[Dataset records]
==*==

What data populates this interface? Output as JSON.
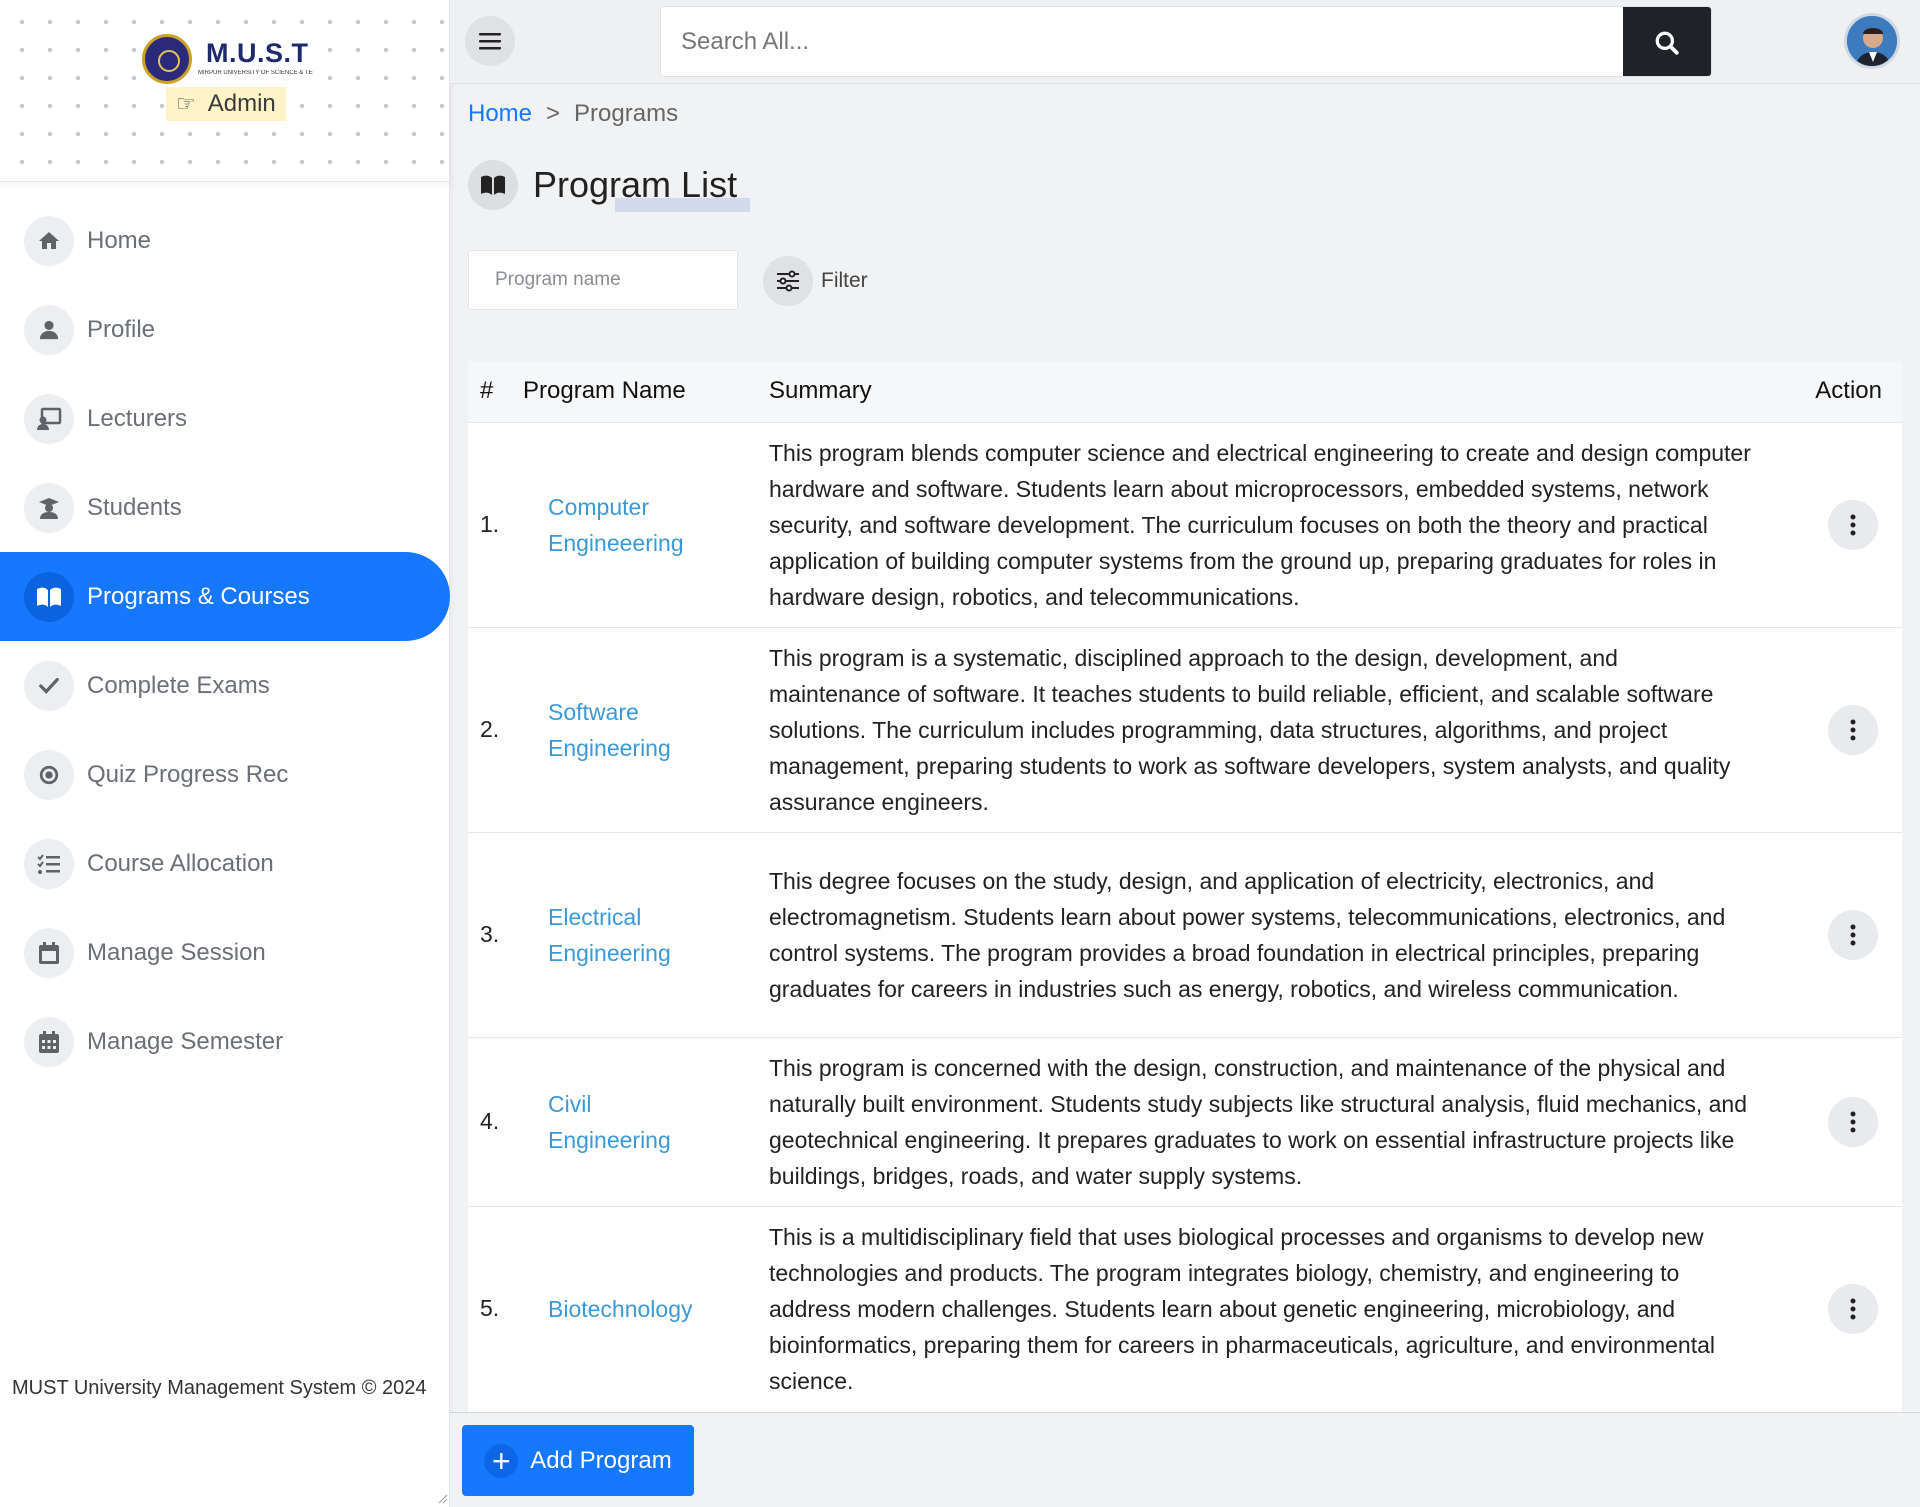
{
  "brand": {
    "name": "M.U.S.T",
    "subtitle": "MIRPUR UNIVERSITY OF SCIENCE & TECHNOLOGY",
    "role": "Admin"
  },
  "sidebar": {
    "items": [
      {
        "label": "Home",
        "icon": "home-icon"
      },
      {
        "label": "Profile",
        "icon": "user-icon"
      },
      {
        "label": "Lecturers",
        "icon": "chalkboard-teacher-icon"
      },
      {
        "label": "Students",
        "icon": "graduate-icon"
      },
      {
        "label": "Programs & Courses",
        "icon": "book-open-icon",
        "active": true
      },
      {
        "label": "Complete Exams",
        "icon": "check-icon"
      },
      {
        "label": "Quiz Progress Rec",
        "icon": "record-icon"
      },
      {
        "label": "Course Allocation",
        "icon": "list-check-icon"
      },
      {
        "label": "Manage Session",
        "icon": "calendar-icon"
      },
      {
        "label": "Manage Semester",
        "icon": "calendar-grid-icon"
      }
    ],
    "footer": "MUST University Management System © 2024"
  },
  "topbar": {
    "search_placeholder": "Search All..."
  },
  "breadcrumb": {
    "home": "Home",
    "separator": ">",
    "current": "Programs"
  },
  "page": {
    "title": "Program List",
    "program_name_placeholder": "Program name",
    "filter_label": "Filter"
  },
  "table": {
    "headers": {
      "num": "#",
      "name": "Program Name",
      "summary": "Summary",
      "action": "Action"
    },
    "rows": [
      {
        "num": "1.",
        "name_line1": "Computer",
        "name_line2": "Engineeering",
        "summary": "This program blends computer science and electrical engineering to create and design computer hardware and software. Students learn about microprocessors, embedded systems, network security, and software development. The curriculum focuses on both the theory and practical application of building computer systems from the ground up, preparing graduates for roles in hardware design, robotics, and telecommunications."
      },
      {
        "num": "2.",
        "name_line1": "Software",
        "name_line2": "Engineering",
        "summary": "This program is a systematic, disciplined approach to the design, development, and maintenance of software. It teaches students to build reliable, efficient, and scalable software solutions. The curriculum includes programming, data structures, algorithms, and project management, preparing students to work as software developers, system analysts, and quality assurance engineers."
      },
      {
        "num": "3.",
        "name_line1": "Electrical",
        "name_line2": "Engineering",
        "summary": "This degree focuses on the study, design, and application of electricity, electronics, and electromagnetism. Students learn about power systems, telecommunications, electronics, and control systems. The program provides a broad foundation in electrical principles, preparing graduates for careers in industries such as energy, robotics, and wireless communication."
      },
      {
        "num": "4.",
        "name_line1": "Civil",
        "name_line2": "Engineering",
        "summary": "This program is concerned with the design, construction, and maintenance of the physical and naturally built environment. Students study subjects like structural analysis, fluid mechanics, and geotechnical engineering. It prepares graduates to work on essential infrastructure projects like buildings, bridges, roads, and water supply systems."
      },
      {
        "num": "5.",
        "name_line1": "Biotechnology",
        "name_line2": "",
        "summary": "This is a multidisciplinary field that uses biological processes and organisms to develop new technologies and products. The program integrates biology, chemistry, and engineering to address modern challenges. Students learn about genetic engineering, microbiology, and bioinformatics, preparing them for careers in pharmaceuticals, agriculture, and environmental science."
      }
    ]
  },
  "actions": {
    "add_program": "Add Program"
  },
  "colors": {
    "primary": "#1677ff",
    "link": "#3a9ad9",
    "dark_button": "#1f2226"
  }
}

==*==

__THE REQUEST__.
Lines containing "check" are to be counted. State the total and add nothing.

__FINAL ANSWER__.
2